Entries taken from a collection
** Begin **

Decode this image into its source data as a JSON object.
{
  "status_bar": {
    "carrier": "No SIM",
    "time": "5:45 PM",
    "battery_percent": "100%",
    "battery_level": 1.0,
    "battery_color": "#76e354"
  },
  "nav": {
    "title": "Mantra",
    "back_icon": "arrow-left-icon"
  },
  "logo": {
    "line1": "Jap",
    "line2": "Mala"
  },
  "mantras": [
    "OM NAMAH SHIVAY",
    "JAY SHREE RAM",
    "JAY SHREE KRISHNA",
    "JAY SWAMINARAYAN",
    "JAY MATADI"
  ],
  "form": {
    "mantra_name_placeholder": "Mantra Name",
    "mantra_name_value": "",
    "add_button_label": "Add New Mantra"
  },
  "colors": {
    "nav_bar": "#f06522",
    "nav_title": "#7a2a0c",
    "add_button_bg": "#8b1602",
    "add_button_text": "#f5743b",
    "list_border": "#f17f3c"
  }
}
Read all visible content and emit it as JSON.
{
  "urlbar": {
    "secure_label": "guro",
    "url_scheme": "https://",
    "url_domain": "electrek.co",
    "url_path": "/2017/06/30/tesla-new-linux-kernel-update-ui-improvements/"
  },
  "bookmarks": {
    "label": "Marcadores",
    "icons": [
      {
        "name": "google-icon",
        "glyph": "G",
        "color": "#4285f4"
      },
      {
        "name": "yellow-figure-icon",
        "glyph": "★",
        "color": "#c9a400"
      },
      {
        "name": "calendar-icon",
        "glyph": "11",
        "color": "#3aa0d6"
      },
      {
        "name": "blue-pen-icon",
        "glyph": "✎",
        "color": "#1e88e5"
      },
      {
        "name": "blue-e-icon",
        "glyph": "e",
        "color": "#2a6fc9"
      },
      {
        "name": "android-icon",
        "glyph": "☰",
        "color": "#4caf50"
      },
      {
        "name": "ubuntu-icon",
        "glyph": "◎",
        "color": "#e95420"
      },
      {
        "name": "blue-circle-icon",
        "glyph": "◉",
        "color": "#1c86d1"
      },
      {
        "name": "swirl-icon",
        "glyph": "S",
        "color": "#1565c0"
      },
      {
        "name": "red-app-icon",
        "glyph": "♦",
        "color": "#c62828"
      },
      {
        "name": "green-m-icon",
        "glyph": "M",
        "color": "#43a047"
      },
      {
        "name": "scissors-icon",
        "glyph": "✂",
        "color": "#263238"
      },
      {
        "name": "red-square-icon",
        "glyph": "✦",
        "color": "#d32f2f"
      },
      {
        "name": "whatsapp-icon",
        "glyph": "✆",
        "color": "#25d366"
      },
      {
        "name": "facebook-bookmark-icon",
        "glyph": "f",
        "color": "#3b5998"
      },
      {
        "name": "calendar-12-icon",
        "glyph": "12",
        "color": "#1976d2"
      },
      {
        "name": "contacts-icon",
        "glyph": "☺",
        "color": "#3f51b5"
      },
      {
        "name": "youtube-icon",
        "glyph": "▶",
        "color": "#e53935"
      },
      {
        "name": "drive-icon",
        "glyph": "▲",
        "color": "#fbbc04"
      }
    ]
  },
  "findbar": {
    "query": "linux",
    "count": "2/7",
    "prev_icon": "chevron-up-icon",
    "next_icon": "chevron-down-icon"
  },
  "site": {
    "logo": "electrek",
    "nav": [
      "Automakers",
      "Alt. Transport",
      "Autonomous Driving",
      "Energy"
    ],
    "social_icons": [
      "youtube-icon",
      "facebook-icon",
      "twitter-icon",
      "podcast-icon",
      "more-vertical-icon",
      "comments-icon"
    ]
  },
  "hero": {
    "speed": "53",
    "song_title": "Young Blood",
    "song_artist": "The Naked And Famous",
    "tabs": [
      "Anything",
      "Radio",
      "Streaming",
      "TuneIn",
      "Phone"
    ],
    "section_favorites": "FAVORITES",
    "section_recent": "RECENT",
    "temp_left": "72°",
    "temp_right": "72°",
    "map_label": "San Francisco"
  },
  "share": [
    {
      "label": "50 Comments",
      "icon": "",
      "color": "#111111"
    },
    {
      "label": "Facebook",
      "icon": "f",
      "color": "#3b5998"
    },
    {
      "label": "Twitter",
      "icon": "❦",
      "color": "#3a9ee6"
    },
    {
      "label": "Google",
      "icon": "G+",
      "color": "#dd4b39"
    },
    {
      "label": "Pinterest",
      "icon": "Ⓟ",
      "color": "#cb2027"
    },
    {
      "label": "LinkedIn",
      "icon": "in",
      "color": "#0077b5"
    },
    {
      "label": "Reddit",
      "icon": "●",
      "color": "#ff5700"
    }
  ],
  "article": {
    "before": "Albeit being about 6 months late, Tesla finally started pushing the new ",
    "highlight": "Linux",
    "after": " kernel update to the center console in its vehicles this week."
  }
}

** End **

_PROBLEM DETAILS_
Search the listing above for the string "kernel". Copy every line that contains it.

_ANSWER TO THE TASK_
    "url_path": "/2017/06/30/tesla-new-linux-kernel-update-ui-improvements/"
    "after": " kernel update to the center console in its vehicles this week."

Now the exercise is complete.